### 文本片段
● ● ● ● ●

余光中小議《紅樓夢》

2014年 3月下旬,台灣著名詩人、散文家、翻譯家余光中先生應邀來到澳門大學,開始了為期一個月的駐校作家生活,本人因此有幸沐恩先生風采、親受先生垂訓。每次媒體採訪要求先生開書目時,《紅樓夢》都是他必薦選項,並多次在公開場合建議國人多讀《紅樓夢》以提高欣賞水平。

4月 10日傍晚,與余先生及太太共進晚餐之後,我提議讓先生談一談《紅樓夢》,先生謙虛應允,採訪就在先生居住的酒店房間進行。

白鹿鳴 (以下簡稱白 ) :在您的文章與訪談中,您提到了《紅樓夢》的數量不下十次,為什麼您會對《紅樓夢》如此青睞有加?

余光中(以下簡稱余) :我經常會在文章和演講之中提到《紅樓夢》,因為在我看來,它可能是中國文學史上最偉大的小說,任何作家任何學者,只要他所從事的工作或活動與文學有關,都不可能忽視《紅樓夢》。

● ● ● ● ●

### 練習題目
請將這段談余光中論《紅樓夢》的文字逐字完整抄錄一遍。 作答時只能依據這段文字。

[元素框記錄]
● ● ● ● ●

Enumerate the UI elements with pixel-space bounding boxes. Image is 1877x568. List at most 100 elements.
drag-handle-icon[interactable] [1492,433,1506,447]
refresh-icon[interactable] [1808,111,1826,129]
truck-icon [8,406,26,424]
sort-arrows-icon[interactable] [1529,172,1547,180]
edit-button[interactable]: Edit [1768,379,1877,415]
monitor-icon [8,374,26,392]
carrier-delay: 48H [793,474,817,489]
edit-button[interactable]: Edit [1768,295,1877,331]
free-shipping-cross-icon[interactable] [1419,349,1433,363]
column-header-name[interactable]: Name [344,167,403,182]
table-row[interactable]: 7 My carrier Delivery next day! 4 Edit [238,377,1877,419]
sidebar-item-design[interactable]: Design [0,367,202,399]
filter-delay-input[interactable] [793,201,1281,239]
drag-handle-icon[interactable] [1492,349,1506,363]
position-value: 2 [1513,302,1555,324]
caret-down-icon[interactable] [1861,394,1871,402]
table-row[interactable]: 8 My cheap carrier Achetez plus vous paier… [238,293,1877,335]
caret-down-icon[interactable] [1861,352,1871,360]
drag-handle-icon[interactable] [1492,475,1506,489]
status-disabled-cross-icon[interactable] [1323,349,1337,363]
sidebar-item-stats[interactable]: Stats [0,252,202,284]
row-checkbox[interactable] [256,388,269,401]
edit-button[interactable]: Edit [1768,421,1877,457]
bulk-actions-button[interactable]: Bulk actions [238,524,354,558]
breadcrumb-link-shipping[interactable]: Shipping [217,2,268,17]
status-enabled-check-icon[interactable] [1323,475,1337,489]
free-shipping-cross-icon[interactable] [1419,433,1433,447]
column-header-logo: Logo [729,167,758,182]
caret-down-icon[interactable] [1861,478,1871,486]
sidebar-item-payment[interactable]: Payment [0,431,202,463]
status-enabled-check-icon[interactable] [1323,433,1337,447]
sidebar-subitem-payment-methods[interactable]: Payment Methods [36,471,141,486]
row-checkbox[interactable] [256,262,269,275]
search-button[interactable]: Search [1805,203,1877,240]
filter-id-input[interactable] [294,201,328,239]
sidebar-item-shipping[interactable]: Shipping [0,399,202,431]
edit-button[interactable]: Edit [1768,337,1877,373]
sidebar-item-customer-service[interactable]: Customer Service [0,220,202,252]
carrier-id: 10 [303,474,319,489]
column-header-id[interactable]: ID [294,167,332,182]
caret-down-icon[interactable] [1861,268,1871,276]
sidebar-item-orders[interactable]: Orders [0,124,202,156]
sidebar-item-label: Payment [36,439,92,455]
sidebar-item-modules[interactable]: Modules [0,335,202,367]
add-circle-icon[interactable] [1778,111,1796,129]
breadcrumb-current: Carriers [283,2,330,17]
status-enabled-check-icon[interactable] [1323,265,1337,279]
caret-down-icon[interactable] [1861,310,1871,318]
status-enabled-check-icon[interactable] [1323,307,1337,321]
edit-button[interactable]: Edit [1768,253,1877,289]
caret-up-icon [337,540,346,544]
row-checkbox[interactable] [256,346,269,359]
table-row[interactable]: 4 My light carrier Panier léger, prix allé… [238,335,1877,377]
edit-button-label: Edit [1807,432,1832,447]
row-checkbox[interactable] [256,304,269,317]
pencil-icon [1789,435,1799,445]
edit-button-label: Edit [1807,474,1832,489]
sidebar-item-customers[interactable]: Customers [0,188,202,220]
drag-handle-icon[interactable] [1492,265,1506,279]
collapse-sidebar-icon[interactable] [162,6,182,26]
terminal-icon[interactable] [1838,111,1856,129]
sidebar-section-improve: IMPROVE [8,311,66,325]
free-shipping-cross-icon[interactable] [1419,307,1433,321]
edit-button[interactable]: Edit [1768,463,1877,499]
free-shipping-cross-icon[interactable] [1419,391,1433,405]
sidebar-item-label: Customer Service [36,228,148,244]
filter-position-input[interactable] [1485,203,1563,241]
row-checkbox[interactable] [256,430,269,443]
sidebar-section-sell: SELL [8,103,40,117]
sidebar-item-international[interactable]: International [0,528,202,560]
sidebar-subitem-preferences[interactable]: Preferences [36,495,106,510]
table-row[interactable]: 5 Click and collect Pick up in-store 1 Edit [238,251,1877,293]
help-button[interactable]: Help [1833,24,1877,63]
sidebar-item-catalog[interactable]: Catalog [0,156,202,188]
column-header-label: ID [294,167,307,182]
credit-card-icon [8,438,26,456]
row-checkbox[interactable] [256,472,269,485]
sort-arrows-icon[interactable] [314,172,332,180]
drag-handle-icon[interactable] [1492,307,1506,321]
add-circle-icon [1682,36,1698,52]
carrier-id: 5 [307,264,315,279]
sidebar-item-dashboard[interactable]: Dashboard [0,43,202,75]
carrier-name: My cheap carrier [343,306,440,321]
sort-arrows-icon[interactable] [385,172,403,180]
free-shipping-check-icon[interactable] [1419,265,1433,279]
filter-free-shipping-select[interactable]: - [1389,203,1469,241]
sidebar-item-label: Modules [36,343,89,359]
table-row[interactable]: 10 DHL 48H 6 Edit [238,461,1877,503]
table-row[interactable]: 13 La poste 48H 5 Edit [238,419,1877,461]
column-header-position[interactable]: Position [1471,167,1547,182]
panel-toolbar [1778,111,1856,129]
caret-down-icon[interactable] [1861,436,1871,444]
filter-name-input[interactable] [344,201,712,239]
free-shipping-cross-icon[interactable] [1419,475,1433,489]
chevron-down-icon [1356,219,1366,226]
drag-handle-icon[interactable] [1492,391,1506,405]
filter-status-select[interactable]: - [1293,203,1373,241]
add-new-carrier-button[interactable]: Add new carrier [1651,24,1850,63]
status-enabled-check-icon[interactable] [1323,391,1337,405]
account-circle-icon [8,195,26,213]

● ● ● ● ●

### 作答結果
余光中小議《紅樓夢》

2014年 3月下旬,台灣著名詩人、散文家、翻譯家余光中先生應邀來到澳門大學,開始了為期一個月的駐校作家生活,本人因此有幸沐恩先生風采、親受先生垂訓。每次媒體採訪要求先生開書目時,《紅樓夢》都是他必薦選項,並多次在公開場合建議國人多讀《紅樓夢》以提高欣賞水平。

4月 10日傍晚,與余先生及太太共進晚餐之後,我提議讓先生談一談《紅樓夢》,先生謙虛應允,採訪就在先生居住的酒店房間進行。

白鹿鳴 (以下簡稱白 ) :在您的文章與訪談中,您提到了《紅樓夢》的數量不下十次,為什麼您會對《紅樓夢》如此青睞有加?

余光中(以下簡稱余) :我經常會在文章和演講之中提到《紅樓夢》,因為在我看來,它可能是中國文學史上最偉大的小說,任何作家任何學者,只要他所從事的工作或活動與文學有關,都不可能忽視《紅樓夢》。